• Direction
Search the material below for the word "name" and copy every line in which it occurs.

## BEGIN Data supplied

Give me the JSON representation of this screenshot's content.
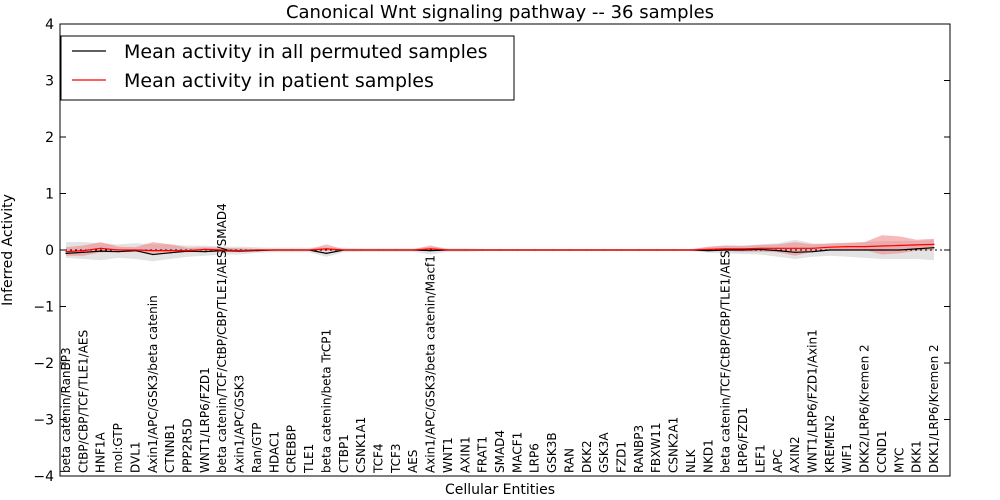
{
  "chart_data": {
    "type": "line",
    "title": "Canonical Wnt signaling pathway -- 36 samples",
    "xlabel": "Cellular Entities",
    "ylabel": "Inferred Activity",
    "ylim": [
      -4,
      4
    ],
    "yticks": [
      "−4",
      "−3",
      "−2",
      "−1",
      "0",
      "1",
      "2",
      "3",
      "4"
    ],
    "ytick_values": [
      -4,
      -3,
      -2,
      -1,
      0,
      1,
      2,
      3,
      4
    ],
    "legend_position": "top-left",
    "categories": [
      "beta catenin/RanBP3",
      "CtBP/CBP/TCF/TLE1/AES",
      "HNF1A",
      "mol:GTP",
      "DVL1",
      "Axin1/APC/GSK3/beta catenin",
      "CTNNB1",
      "PPP2R5D",
      "WNT1/LRP6/FZD1",
      "beta catenin/TCF/CtBP/CBP/TLE1/AES/SMAD4",
      "Axin1/APC/GSK3",
      "Ran/GTP",
      "HDAC1",
      "CREBBP",
      "TLE1",
      "beta catenin/beta TrCP1",
      "CTBP1",
      "CSNK1A1",
      "TCF4",
      "TCF3",
      "AES",
      "Axin1/APC/GSK3/beta catenin/Macf1",
      "WNT1",
      "AXIN1",
      "FRAT1",
      "SMAD4",
      "MACF1",
      "LRP6",
      "GSK3B",
      "RAN",
      "DKK2",
      "GSK3A",
      "FZD1",
      "RANBP3",
      "FBXW11",
      "CSNK2A1",
      "NLK",
      "NKD1",
      "beta catenin/TCF/CtBP/CBP/TLE1/AES",
      "LRP6/FZD1",
      "LEF1",
      "APC",
      "AXIN2",
      "WNT1/LRP6/FZD1/Axin1",
      "KREMEN2",
      "WIF1",
      "DKK2/LRP6/Kremen 2",
      "CCND1",
      "MYC",
      "DKK1",
      "DKK1/LRP6/Kremen 2"
    ],
    "series": [
      {
        "name": "Mean activity in all permuted samples",
        "color": "#000000",
        "values": [
          -0.06,
          -0.04,
          -0.02,
          -0.03,
          -0.01,
          -0.08,
          -0.05,
          -0.02,
          -0.03,
          -0.01,
          -0.02,
          -0.01,
          0.0,
          0.0,
          0.0,
          -0.06,
          0.0,
          0.0,
          0.0,
          0.0,
          0.0,
          -0.01,
          0.0,
          0.0,
          0.0,
          0.0,
          0.0,
          0.0,
          0.0,
          0.0,
          0.0,
          0.0,
          0.0,
          0.0,
          0.0,
          0.0,
          0.0,
          -0.01,
          0.0,
          0.0,
          0.01,
          -0.01,
          -0.04,
          -0.03,
          0.0,
          0.0,
          0.0,
          0.0,
          0.0,
          0.02,
          0.04
        ],
        "lower": [
          -0.14,
          -0.16,
          -0.18,
          -0.14,
          -0.16,
          -0.2,
          -0.16,
          -0.12,
          -0.1,
          -0.08,
          -0.08,
          -0.05,
          -0.04,
          -0.04,
          -0.04,
          -0.12,
          -0.04,
          -0.03,
          -0.03,
          -0.03,
          -0.03,
          -0.08,
          -0.03,
          -0.03,
          -0.02,
          -0.02,
          -0.02,
          -0.02,
          -0.02,
          -0.02,
          -0.02,
          -0.02,
          -0.02,
          -0.02,
          -0.02,
          -0.02,
          -0.02,
          -0.05,
          -0.06,
          -0.07,
          -0.08,
          -0.12,
          -0.16,
          -0.12,
          -0.1,
          -0.12,
          -0.14,
          -0.16,
          -0.16,
          -0.16,
          -0.18
        ],
        "upper": [
          0.14,
          0.14,
          0.12,
          0.1,
          0.12,
          0.1,
          0.1,
          0.08,
          0.08,
          0.06,
          0.06,
          0.05,
          0.04,
          0.04,
          0.04,
          0.05,
          0.04,
          0.03,
          0.03,
          0.03,
          0.03,
          0.06,
          0.03,
          0.03,
          0.02,
          0.02,
          0.02,
          0.02,
          0.02,
          0.02,
          0.02,
          0.02,
          0.02,
          0.02,
          0.02,
          0.02,
          0.02,
          0.05,
          0.08,
          0.08,
          0.1,
          0.12,
          0.18,
          0.12,
          0.1,
          0.12,
          0.14,
          0.16,
          0.16,
          0.16,
          0.18
        ]
      },
      {
        "name": "Mean activity in patient samples",
        "color": "#ff0000",
        "values": [
          -0.03,
          -0.01,
          0.03,
          0.0,
          0.0,
          -0.01,
          -0.01,
          -0.01,
          0.01,
          0.0,
          -0.01,
          0.0,
          0.0,
          0.0,
          0.0,
          0.02,
          0.0,
          0.0,
          0.0,
          0.0,
          0.0,
          0.02,
          0.0,
          0.0,
          0.0,
          0.0,
          0.0,
          0.0,
          0.0,
          0.0,
          0.0,
          0.0,
          0.0,
          0.0,
          0.0,
          0.0,
          0.0,
          0.01,
          0.02,
          0.02,
          0.03,
          0.03,
          0.03,
          0.03,
          0.05,
          0.06,
          0.06,
          0.07,
          0.08,
          0.09,
          0.1
        ],
        "lower": [
          -0.1,
          -0.1,
          -0.04,
          -0.04,
          -0.03,
          -0.05,
          -0.05,
          -0.04,
          -0.02,
          -0.03,
          -0.03,
          -0.01,
          -0.01,
          -0.01,
          -0.01,
          -0.02,
          -0.01,
          -0.01,
          -0.01,
          -0.01,
          -0.01,
          -0.02,
          -0.01,
          -0.01,
          -0.01,
          -0.01,
          -0.01,
          -0.01,
          -0.01,
          -0.01,
          -0.01,
          -0.01,
          -0.01,
          -0.01,
          -0.01,
          -0.01,
          -0.01,
          -0.02,
          -0.02,
          -0.03,
          -0.03,
          -0.04,
          -0.1,
          -0.03,
          0.0,
          0.01,
          0.0,
          -0.08,
          -0.06,
          -0.01,
          0.0
        ],
        "upper": [
          0.05,
          0.08,
          0.14,
          0.06,
          0.05,
          0.14,
          0.1,
          0.04,
          0.05,
          0.04,
          0.03,
          0.02,
          0.01,
          0.01,
          0.01,
          0.1,
          0.01,
          0.01,
          0.01,
          0.01,
          0.01,
          0.08,
          0.01,
          0.01,
          0.01,
          0.01,
          0.01,
          0.01,
          0.01,
          0.01,
          0.01,
          0.01,
          0.01,
          0.01,
          0.01,
          0.01,
          0.01,
          0.06,
          0.08,
          0.07,
          0.09,
          0.1,
          0.14,
          0.1,
          0.12,
          0.13,
          0.14,
          0.26,
          0.24,
          0.18,
          0.2
        ]
      }
    ]
  }
}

## END Data supplied

• Exercise answer
        "name": "Mean activity in all permuted samples",
        "name": "Mean activity in patient samples",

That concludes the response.